● Items
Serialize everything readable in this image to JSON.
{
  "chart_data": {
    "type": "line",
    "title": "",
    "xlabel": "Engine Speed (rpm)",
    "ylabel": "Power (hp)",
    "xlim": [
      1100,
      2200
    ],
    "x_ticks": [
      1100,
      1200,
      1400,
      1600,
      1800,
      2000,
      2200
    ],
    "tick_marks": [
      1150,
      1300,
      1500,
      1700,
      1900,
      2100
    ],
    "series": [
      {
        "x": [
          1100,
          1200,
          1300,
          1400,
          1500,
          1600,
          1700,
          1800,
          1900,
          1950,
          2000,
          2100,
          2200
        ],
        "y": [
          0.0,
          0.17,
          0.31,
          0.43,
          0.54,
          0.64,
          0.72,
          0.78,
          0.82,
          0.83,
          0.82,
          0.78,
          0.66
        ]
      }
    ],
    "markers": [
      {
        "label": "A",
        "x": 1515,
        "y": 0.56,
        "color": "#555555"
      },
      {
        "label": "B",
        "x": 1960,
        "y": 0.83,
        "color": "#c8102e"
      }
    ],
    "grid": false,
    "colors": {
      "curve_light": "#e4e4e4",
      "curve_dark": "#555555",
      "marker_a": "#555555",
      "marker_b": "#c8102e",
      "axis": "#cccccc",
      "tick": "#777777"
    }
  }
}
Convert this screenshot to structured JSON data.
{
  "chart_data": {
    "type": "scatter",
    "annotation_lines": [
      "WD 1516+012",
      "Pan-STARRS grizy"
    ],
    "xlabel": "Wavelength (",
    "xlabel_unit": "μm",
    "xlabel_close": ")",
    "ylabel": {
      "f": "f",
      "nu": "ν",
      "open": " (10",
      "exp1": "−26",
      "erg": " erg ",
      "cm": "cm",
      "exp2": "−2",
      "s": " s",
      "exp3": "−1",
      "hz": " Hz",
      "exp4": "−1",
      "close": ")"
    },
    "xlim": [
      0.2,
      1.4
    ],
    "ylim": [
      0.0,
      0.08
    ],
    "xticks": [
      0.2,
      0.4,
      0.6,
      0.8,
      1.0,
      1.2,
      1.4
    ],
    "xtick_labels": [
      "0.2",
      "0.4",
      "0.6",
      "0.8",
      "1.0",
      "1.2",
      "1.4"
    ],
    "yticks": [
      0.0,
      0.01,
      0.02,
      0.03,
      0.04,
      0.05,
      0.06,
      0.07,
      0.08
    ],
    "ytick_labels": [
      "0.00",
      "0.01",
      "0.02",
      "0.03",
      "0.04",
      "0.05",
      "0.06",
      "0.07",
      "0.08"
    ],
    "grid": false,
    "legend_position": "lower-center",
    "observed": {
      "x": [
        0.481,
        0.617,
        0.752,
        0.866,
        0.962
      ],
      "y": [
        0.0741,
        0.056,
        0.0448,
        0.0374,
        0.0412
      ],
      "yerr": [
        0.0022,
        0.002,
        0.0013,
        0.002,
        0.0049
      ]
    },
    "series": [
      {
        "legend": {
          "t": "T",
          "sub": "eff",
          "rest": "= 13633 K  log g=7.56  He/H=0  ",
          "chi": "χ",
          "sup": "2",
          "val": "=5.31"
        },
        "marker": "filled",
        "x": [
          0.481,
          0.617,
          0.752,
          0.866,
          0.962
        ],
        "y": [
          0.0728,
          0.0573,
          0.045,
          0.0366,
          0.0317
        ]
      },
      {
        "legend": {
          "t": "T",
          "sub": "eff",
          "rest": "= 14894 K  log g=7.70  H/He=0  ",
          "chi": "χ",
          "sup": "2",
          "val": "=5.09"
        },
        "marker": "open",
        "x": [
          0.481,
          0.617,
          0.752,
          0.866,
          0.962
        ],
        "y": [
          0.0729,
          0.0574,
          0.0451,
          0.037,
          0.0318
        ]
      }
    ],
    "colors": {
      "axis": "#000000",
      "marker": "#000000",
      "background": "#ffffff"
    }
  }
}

● Instructions for the task
Your task is to print the whole listing again exactly.

● Solution to the exercise
Serialize everything readable in this image to JSON.
{
  "chart_data": {
    "type": "line",
    "title": "",
    "xlabel": "Engine Speed (rpm)",
    "ylabel": "Power (hp)",
    "xlim": [
      1100,
      2200
    ],
    "x_ticks": [
      1100,
      1200,
      1400,
      1600,
      1800,
      2000,
      2200
    ],
    "tick_marks": [
      1150,
      1300,
      1500,
      1700,
      1900,
      2100
    ],
    "series": [
      {
        "x": [
          1100,
          1200,
          1300,
          1400,
          1500,
          1600,
          1700,
          1800,
          1900,
          1950,
          2000,
          2100,
          2200
        ],
        "y": [
          0.0,
          0.17,
          0.31,
          0.43,
          0.54,
          0.64,
          0.72,
          0.78,
          0.82,
          0.83,
          0.82,
          0.78,
          0.66
        ]
      }
    ],
    "markers": [
      {
        "label": "A",
        "x": 1515,
        "y": 0.56,
        "color": "#555555"
      },
      {
        "label": "B",
        "x": 1960,
        "y": 0.83,
        "color": "#c8102e"
      }
    ],
    "grid": false,
    "colors": {
      "curve_light": "#e4e4e4",
      "curve_dark": "#555555",
      "marker_a": "#555555",
      "marker_b": "#c8102e",
      "axis": "#cccccc",
      "tick": "#777777"
    }
  }
}
Convert this screenshot to structured JSON data.
{
  "chart_data": {
    "type": "scatter",
    "annotation_lines": [
      "WD 1516+012",
      "Pan-STARRS grizy"
    ],
    "xlabel": "Wavelength (",
    "xlabel_unit": "μm",
    "xlabel_close": ")",
    "ylabel": {
      "f": "f",
      "nu": "ν",
      "open": " (10",
      "exp1": "−26",
      "erg": " erg ",
      "cm": "cm",
      "exp2": "−2",
      "s": " s",
      "exp3": "−1",
      "hz": " Hz",
      "exp4": "−1",
      "close": ")"
    },
    "xlim": [
      0.2,
      1.4
    ],
    "ylim": [
      0.0,
      0.08
    ],
    "xticks": [
      0.2,
      0.4,
      0.6,
      0.8,
      1.0,
      1.2,
      1.4
    ],
    "xtick_labels": [
      "0.2",
      "0.4",
      "0.6",
      "0.8",
      "1.0",
      "1.2",
      "1.4"
    ],
    "yticks": [
      0.0,
      0.01,
      0.02,
      0.03,
      0.04,
      0.05,
      0.06,
      0.07,
      0.08
    ],
    "ytick_labels": [
      "0.00",
      "0.01",
      "0.02",
      "0.03",
      "0.04",
      "0.05",
      "0.06",
      "0.07",
      "0.08"
    ],
    "grid": false,
    "legend_position": "lower-center",
    "observed": {
      "x": [
        0.481,
        0.617,
        0.752,
        0.866,
        0.962
      ],
      "y": [
        0.0741,
        0.056,
        0.0448,
        0.0374,
        0.0412
      ],
      "yerr": [
        0.0022,
        0.002,
        0.0013,
        0.002,
        0.0049
      ]
    },
    "series": [
      {
        "legend": {
          "t": "T",
          "sub": "eff",
          "rest": "= 13633 K  log g=7.56  He/H=0  ",
          "chi": "χ",
          "sup": "2",
          "val": "=5.31"
        },
        "marker": "filled",
        "x": [
          0.481,
          0.617,
          0.752,
          0.866,
          0.962
        ],
        "y": [
          0.0728,
          0.0573,
          0.045,
          0.0366,
          0.0317
        ]
      },
      {
        "legend": {
          "t": "T",
          "sub": "eff",
          "rest": "= 14894 K  log g=7.70  H/He=0  ",
          "chi": "χ",
          "sup": "2",
          "val": "=5.09"
        },
        "marker": "open",
        "x": [
          0.481,
          0.617,
          0.752,
          0.866,
          0.962
        ],
        "y": [
          0.0729,
          0.0574,
          0.0451,
          0.037,
          0.0318
        ]
      }
    ],
    "colors": {
      "axis": "#000000",
      "marker": "#000000",
      "background": "#ffffff"
    }
  }
}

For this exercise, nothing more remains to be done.